Task:
List every line in this data where the string "JSON" occurs.

Dataset rows:
━━━━

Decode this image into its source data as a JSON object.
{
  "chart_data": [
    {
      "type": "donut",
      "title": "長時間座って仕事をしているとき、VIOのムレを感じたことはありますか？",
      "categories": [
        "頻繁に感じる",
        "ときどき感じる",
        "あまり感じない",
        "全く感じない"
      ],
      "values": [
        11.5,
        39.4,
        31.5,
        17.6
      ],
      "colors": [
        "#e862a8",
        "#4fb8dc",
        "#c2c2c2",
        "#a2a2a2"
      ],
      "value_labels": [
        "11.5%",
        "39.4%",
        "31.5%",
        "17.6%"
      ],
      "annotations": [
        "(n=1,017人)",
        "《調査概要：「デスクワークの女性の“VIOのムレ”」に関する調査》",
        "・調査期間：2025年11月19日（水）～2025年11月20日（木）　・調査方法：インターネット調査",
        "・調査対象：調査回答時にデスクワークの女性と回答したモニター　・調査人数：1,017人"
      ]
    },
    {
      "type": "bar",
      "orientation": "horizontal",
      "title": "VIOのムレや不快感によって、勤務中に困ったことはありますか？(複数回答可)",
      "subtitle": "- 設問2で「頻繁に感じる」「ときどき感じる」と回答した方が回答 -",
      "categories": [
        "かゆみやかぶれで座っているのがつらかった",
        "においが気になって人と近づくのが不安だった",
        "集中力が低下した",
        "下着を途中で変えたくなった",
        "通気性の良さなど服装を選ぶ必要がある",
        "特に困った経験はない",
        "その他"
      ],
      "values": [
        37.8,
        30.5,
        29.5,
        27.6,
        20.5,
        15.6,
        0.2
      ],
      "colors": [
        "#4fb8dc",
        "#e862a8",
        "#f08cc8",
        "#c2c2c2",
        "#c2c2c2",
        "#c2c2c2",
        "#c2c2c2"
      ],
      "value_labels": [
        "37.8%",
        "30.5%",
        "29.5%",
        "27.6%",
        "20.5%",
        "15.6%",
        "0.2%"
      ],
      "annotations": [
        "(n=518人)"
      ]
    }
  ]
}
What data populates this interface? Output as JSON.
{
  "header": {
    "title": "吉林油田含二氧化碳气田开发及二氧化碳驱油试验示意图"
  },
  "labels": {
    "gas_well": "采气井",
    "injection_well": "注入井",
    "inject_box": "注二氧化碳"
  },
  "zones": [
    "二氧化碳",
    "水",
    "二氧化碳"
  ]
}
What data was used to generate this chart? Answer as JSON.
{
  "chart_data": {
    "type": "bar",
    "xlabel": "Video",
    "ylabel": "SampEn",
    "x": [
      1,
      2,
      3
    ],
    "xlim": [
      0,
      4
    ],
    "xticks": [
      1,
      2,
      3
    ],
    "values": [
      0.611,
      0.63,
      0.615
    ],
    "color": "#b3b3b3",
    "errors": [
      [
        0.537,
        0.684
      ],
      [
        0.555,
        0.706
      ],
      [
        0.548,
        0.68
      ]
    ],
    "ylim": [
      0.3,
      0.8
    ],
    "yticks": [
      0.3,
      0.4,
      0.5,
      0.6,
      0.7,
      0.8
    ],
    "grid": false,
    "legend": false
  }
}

━━━━

Response to this exercise:
Decode this image into its source data as a JSON object.
What data populates this interface? Output as JSON.
What data was used to generate this chart? Answer as JSON.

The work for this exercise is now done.